Skip every picture, and output exactly the lines starting at the one with "Transcribe this image's" and running through the last line of the material below.

┌──

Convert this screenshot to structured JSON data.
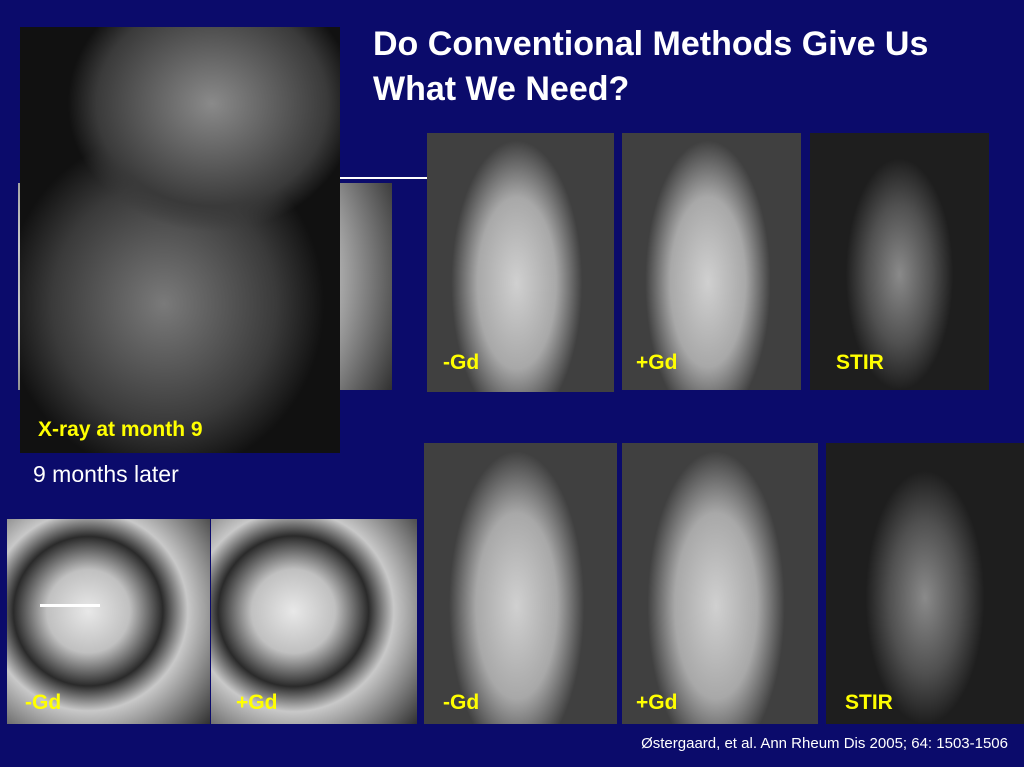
{
  "title": "Do Conventional Methods Give Us What We Need?",
  "xray_label": "X-ray at month 9",
  "later_label": "9 months later",
  "top_row": [
    "-Gd",
    "+Gd",
    "STIR"
  ],
  "bottom_row": [
    "-Gd",
    "+Gd",
    "STIR"
  ],
  "bottom_left": [
    "-Gd",
    "+Gd"
  ],
  "citation": "Østergaard, et al. Ann Rheum Dis 2005; 64: 1503-1506"
}
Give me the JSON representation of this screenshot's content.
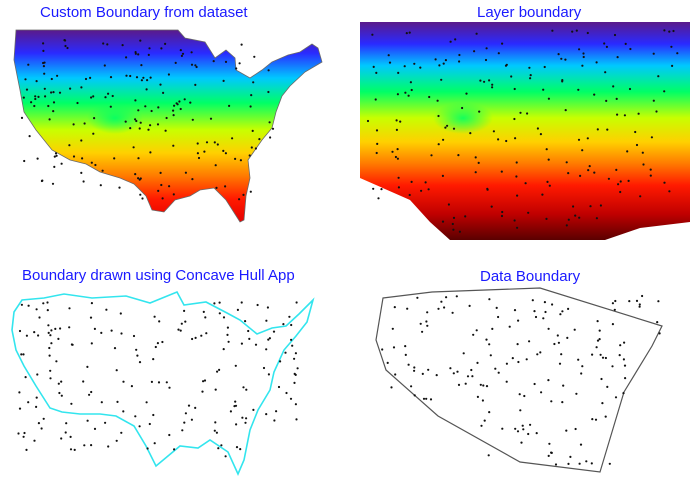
{
  "panels": [
    {
      "id": "custom",
      "title": "Custom Boundary from dataset"
    },
    {
      "id": "layer",
      "title": "Layer boundary"
    },
    {
      "id": "concave",
      "title": "Boundary drawn using Concave Hull App"
    },
    {
      "id": "data",
      "title": "Data Boundary"
    }
  ],
  "colors": {
    "title": "#1a1aff",
    "concave_hull_line": "#33e5ee",
    "data_boundary_line": "#555555",
    "points": "#111111",
    "colormap": [
      "#5a1a8a",
      "#2a2aff",
      "#00c8ff",
      "#00ff66",
      "#c8ff00",
      "#ffd000",
      "#ff7a00",
      "#ff1a00",
      "#7a0000"
    ]
  }
}
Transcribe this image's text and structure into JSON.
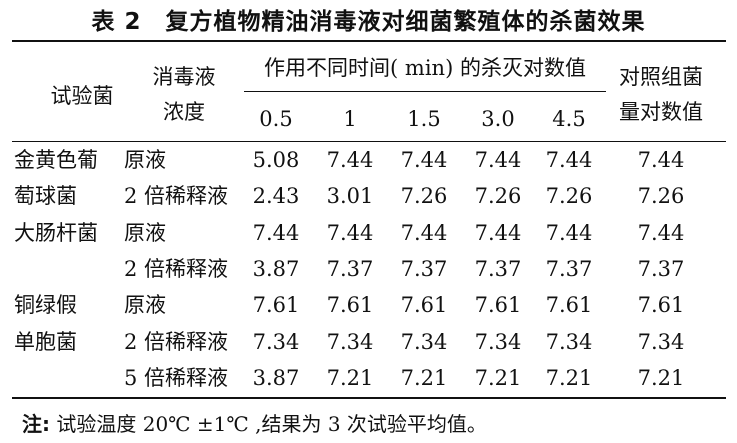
{
  "title": "表 2　复方植物精油消毒液对细菌繁殖体的杀菌效果",
  "header": {
    "organism": "试验菌",
    "concentration_line1": "消毒液",
    "concentration_line2": "浓度",
    "group": "作用不同时间( min) 的杀灭对数值",
    "control_line1": "对照组菌",
    "control_line2": "量对数值",
    "times": [
      "0.5",
      "1",
      "1.5",
      "3.0",
      "4.5"
    ]
  },
  "rows": [
    {
      "organism": "金黄色葡",
      "concentration": "原液",
      "values": [
        "5.08",
        "7.44",
        "7.44",
        "7.44",
        "7.44"
      ],
      "control": "7.44"
    },
    {
      "organism": "萄球菌",
      "concentration": "2 倍稀释液",
      "values": [
        "2.43",
        "3.01",
        "7.26",
        "7.26",
        "7.26"
      ],
      "control": "7.26"
    },
    {
      "organism": "大肠杆菌",
      "concentration": "原液",
      "values": [
        "7.44",
        "7.44",
        "7.44",
        "7.44",
        "7.44"
      ],
      "control": "7.44"
    },
    {
      "organism": "",
      "concentration": "2 倍稀释液",
      "values": [
        "3.87",
        "7.37",
        "7.37",
        "7.37",
        "7.37"
      ],
      "control": "7.37"
    },
    {
      "organism": "铜绿假",
      "concentration": "原液",
      "values": [
        "7.61",
        "7.61",
        "7.61",
        "7.61",
        "7.61"
      ],
      "control": "7.61"
    },
    {
      "organism": "单胞菌",
      "concentration": "2 倍稀释液",
      "values": [
        "7.34",
        "7.34",
        "7.34",
        "7.34",
        "7.34"
      ],
      "control": "7.34"
    },
    {
      "organism": "",
      "concentration": "5 倍稀释液",
      "values": [
        "3.87",
        "7.21",
        "7.21",
        "7.21",
        "7.21"
      ],
      "control": "7.21"
    }
  ],
  "note": {
    "label": "注:",
    "text": " 试验温度 20℃ ±1℃ ,结果为 3 次试验平均值。"
  }
}
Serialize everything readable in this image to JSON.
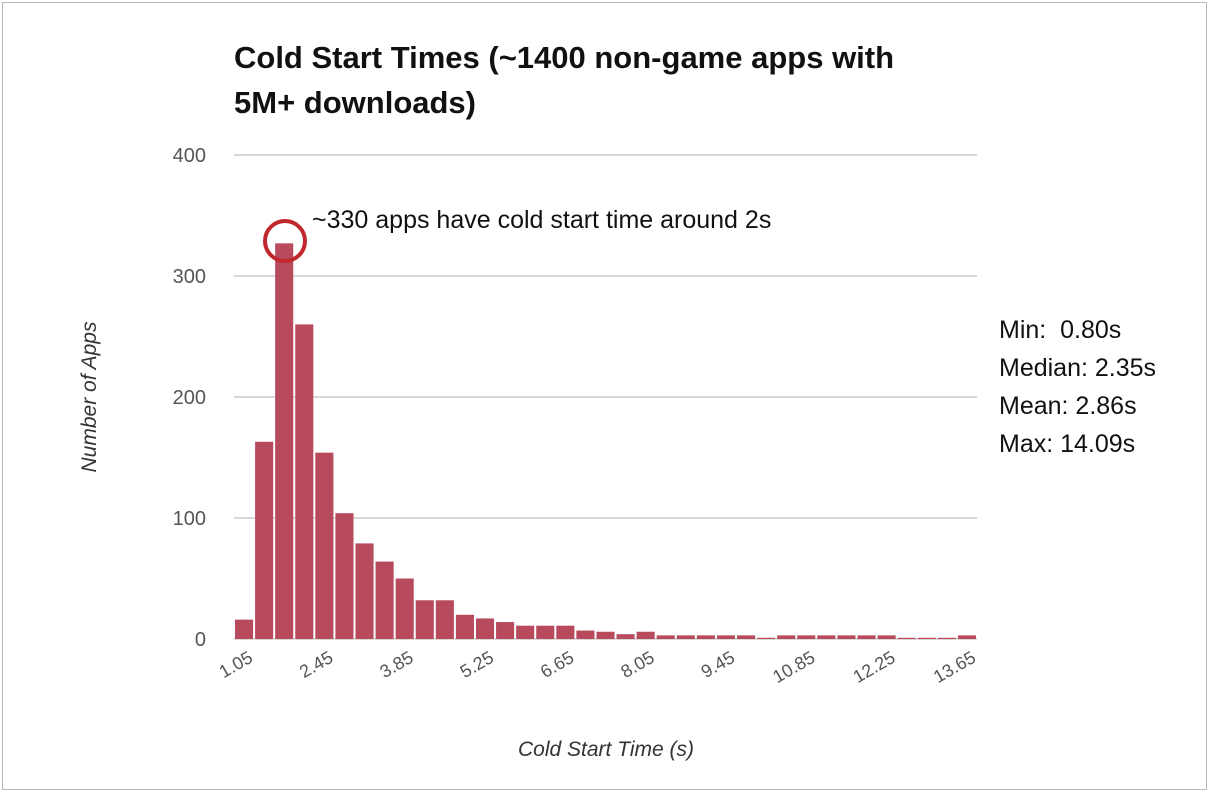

└──

◆ Answer to the problem
Transcribe this image's text and structure into JSON.
{
  "title": "表 2　复方植物精油消毒液对细菌繁殖体的杀菌效果",
  "header": {
    "organism": "试验菌",
    "concentration_line1": "消毒液",
    "concentration_line2": "浓度",
    "group": "作用不同时间( min) 的杀灭对数值",
    "control_line1": "对照组菌",
    "control_line2": "量对数值",
    "times": [
      "0.5",
      "1",
      "1.5",
      "3.0",
      "4.5"
    ]
  },
  "rows": [
    {
      "organism": "金黄色葡",
      "concentration": "原液",
      "values": [
        "5.08",
        "7.44",
        "7.44",
        "7.44",
        "7.44"
      ],
      "control": "7.44"
    },
    {
      "organism": "萄球菌",
      "concentration": "2 倍稀释液",
      "values": [
        "2.43",
        "3.01",
        "7.26",
        "7.26",
        "7.26"
      ],
      "control": "7.26"
    },
    {
      "organism": "大肠杆菌",
      "concentration": "原液",
      "values": [
        "7.44",
        "7.44",
        "7.44",
        "7.44",
        "7.44"
      ],
      "control": "7.44"
    },
    {
      "organism": "",
      "concentration": "2 倍稀释液",
      "values": [
        "3.87",
        "7.37",
        "7.37",
        "7.37",
        "7.37"
      ],
      "control": "7.37"
    },
    {
      "organism": "铜绿假",
      "concentration": "原液",
      "values": [
        "7.61",
        "7.61",
        "7.61",
        "7.61",
        "7.61"
      ],
      "control": "7.61"
    },
    {
      "organism": "单胞菌",
      "concentration": "2 倍稀释液",
      "values": [
        "7.34",
        "7.34",
        "7.34",
        "7.34",
        "7.34"
      ],
      "control": "7.34"
    },
    {
      "organism": "",
      "concentration": "5 倍稀释液",
      "values": [
        "3.87",
        "7.21",
        "7.21",
        "7.21",
        "7.21"
      ],
      "control": "7.21"
    }
  ],
  "note": {
    "label": "注:",
    "text": " 试验温度 20℃ ±1℃ ,结果为 3 次试验平均值。"
  }
}
Serialize everything readable in this image to JSON.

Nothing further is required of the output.